Aquela que foi a musa do cinema como forma de revolução, atualmente vive em um apartamento com vista para o Pão de Açúcar, no sossego do bairro da Urca. Mas sempre vem a São Paulo trabalhar em sua produtora, no centro da capital, cujas paredes são tomadas por pôsteres de filmes de Sganzerla. “Ele é meu eterno namorado”, declara, com um meio sorriso.

 

Com sua terra natal, mantém uma relação de amor e ódio. “Fiz as pazes com Salvador. Mas a alta sociedade baiana, no tempo da minha juventude, era de uma sordidez inacreditável. E não mudou muita coisa”, opina. “Talvez, o problema seja essa herança coronelista que se estendeu até o último instante, com o maior coronel da Bahia, que foi o Antonio Carlos Magalhães”.

Após lançar “Canção de Baal”, Helena dará início às pesquisas de um documentário sobre a maconha. “Sou a favor da descriminalização como forma de diminuir a violência. Mas meu filme não será pró-maconha”, ressalta.

Antes disso, a atriz aguarda ansiosa a continuação de “O bandido da luz vermelha”, que deve estrear em 2010. “Luz nas trevas – a volta do bandido da luz vermelha”, do diretor Ícaro Martins, traz o cantor Ney Matogrosso no elenco.

Helena Ignez faz uma rápida participação especial em cena. Mas não como a inesquecível Janete Jane. “Nem pensar! Seria muito saudosismo. E desse mal, eu nunca sofri”.

## EXERCÍCIO PROPOSTO 1
Responda às perguntas abaixo com base no trecho sobre Helena Ignez.
(a) Em que bairro ela mora atualmente?
(b) Qual será o tema do documentário que ela vai pesquisar após lançar "Canção de Baal"?
(c) Em que ano deve estrear a continuação de "O bandido da luz vermelha"?

## MATERIAL DO EXERCÍCIO
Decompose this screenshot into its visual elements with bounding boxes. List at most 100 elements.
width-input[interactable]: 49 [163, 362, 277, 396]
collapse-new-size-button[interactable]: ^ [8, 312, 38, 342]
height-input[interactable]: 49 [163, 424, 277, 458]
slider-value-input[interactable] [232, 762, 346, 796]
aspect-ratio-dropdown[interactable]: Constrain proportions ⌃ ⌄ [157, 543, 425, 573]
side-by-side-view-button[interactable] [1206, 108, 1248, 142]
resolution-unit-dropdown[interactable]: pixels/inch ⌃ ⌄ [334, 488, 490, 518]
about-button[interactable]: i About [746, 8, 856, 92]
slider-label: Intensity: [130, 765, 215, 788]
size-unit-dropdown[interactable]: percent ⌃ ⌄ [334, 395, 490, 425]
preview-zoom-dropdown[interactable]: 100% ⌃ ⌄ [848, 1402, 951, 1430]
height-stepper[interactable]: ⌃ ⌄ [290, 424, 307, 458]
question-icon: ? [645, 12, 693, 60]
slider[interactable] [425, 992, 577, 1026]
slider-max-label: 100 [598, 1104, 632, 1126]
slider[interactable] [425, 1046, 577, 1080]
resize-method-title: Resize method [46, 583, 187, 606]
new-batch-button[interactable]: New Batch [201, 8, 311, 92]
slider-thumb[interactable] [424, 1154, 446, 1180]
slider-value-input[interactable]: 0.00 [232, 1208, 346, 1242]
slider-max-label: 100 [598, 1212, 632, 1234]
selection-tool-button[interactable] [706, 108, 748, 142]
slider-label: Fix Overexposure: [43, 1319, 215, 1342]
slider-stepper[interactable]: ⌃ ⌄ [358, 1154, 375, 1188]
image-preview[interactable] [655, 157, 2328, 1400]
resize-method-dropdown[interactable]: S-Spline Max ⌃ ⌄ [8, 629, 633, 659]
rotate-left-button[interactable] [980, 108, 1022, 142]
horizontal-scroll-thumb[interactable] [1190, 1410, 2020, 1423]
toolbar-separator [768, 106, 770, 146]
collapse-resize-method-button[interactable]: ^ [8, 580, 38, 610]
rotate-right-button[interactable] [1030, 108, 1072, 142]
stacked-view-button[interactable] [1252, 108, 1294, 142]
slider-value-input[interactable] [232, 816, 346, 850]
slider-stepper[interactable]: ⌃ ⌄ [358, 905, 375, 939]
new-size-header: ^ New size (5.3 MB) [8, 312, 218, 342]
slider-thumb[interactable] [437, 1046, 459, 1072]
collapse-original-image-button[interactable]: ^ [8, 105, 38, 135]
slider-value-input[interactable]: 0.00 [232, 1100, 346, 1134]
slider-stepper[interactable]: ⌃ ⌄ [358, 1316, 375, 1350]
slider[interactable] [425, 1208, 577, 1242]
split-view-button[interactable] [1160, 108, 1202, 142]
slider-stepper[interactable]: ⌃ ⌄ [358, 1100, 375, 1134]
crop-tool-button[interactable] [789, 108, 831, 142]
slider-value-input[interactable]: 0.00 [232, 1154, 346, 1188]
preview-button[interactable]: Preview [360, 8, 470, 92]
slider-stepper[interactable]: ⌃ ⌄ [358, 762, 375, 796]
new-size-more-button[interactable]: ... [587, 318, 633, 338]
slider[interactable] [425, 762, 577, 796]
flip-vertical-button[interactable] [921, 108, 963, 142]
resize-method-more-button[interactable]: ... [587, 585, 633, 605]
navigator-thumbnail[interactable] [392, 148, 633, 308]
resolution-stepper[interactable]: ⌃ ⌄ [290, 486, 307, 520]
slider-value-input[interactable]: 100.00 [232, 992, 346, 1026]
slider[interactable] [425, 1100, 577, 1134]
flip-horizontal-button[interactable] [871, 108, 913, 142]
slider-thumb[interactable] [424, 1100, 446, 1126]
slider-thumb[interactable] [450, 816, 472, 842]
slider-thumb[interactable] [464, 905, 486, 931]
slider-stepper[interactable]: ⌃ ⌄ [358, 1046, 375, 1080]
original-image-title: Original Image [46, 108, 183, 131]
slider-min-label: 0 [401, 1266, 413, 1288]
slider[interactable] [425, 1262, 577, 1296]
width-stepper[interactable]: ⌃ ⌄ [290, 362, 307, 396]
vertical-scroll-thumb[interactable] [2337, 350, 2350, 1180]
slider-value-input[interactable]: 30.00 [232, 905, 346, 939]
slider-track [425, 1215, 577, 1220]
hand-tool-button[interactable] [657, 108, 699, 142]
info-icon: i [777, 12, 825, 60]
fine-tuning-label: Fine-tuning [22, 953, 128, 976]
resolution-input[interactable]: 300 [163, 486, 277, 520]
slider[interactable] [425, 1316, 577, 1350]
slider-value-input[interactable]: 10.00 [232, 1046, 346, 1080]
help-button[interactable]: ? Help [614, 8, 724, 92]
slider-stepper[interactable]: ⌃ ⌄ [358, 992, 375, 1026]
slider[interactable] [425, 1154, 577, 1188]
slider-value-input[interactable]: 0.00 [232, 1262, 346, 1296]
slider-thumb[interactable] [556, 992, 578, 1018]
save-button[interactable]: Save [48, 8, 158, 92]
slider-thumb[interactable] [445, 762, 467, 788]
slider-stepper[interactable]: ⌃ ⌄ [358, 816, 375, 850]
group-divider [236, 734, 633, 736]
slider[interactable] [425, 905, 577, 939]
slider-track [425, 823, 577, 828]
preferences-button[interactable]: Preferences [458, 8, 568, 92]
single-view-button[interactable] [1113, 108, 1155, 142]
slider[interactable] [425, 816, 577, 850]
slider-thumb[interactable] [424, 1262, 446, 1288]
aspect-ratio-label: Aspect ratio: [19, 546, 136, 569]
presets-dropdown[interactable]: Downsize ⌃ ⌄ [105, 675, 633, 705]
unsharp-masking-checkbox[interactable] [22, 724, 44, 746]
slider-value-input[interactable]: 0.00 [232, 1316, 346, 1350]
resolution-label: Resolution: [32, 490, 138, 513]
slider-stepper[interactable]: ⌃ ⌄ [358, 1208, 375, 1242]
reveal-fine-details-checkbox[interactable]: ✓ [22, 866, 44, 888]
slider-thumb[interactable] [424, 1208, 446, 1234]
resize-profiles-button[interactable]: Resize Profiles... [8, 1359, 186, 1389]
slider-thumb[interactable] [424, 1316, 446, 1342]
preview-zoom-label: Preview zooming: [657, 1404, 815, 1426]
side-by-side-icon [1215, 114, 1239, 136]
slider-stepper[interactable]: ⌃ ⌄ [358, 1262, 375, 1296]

## EXERCÍCIO PROPOSTO 2
Reproduza exatamente as linhas da listagem que vão do início da listagem até a linha que contém "slider-value-input[interactable] [232, 762, 346, 796]", incluindo as duas extremidades.

## RESOLUÇÃO 1
(a) No bairro da Urca, em um apartamento com vista para o Pão de Açúcar.
(b) A maconha.
(c) Em 2010.

## RESOLUÇÃO 2
Decompose this screenshot into its visual elements with bounding boxes. List at most 100 elements.
width-input[interactable]: 49 [163, 362, 277, 396]
collapse-new-size-button[interactable]: ^ [8, 312, 38, 342]
height-input[interactable]: 49 [163, 424, 277, 458]
slider-value-input[interactable] [232, 762, 346, 796]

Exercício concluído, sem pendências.